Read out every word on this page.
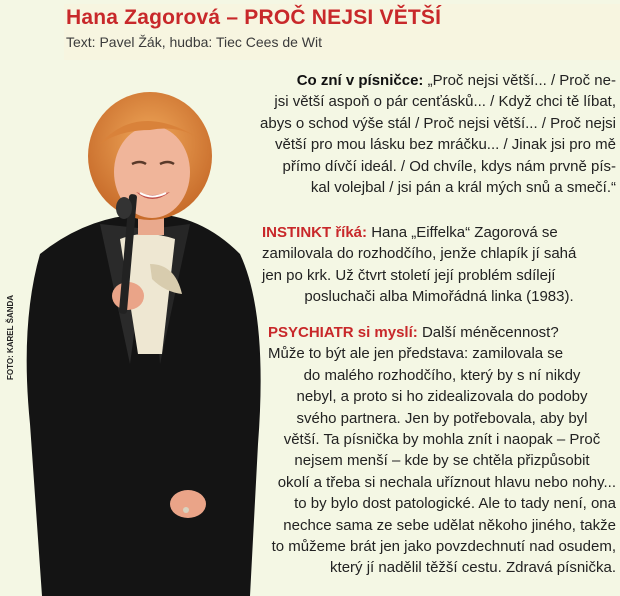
Hana Zagorová – PROČ NEJSI VĚTŠÍ
Text: Pavel Žák, hudba: Tiec Cees de Wit
FOTO: KAREL ŠANDA
Co zní v písničce: „Proč nejsi větší... / Proč ne-
jsi větší aspoň o pár cenťásků... / Když chci tě líbat,
abys o schod výše stál / Proč nejsi větší... / Proč nejsi
větší pro mou lásku bez mráčku... / Jinak jsi pro mě
přímo dívčí ideál. / Od chvíle, kdys nám prvně pís-
kal volejbal / jsi pán a král mých snů a smečí.“
INSTINKT říká: Hana „Eiffelka“ Zagorová se
zamilovala do rozhodčího, jenže chlapík jí sahá
jen po krk. Už čtvrt století její problém sdílejí
posluchači alba Mimořádná linka (1983).
PSYCHIATR si myslí: Další méněcennost?
Může to být ale jen představa: zamilovala se
do malého rozhodčího, který by s ní nikdy
nebyl, a proto si ho zidealizovala do podoby
svého partnera. Jen by potřebovala, aby byl
větší. Ta písnička by mohla znít i naopak – Proč
nejsem menší – kde by se chtěla přizpůsobit
okolí a třeba si nechala uříznout hlavu nebo nohy...
to by bylo dost patologické. Ale to tady není, ona
nechce sama ze sebe udělat někoho jiného, takže
to můžeme brát jen jako povzdechnutí nad osudem,
který jí nadělil těžší cestu. Zdravá písnička.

○ ○ ○ ○

Write every entry out again exactly, dropping the pictures.

## EXPECTED ANSWER
Read out every word on this page.
Hana Zagorová – PROČ NEJSI VĚTŠÍ
Text: Pavel Žák, hudba: Tiec Cees de Wit
FOTO: KAREL ŠANDA
Co zní v písničce: „Proč nejsi větší... / Proč ne-
jsi větší aspoň o pár cenťásků... / Když chci tě líbat,
abys o schod výše stál / Proč nejsi větší... / Proč nejsi
větší pro mou lásku bez mráčku... / Jinak jsi pro mě
přímo dívčí ideál. / Od chvíle, kdys nám prvně pís-
kal volejbal / jsi pán a král mých snů a smečí.“
INSTINKT říká: Hana „Eiffelka“ Zagorová se
zamilovala do rozhodčího, jenže chlapík jí sahá
jen po krk. Už čtvrt století její problém sdílejí
posluchači alba Mimořádná linka (1983).
PSYCHIATR si myslí: Další méněcennost?
Může to být ale jen představa: zamilovala se
do malého rozhodčího, který by s ní nikdy
nebyl, a proto si ho zidealizovala do podoby
svého partnera. Jen by potřebovala, aby byl
větší. Ta písnička by mohla znít i naopak – Proč
nejsem menší – kde by se chtěla přizpůsobit
okolí a třeba si nechala uříznout hlavu nebo nohy...
to by bylo dost patologické. Ale to tady není, ona
nechce sama ze sebe udělat někoho jiného, takže
to můžeme brát jen jako povzdechnutí nad osudem,
který jí nadělil těžší cestu. Zdravá písnička.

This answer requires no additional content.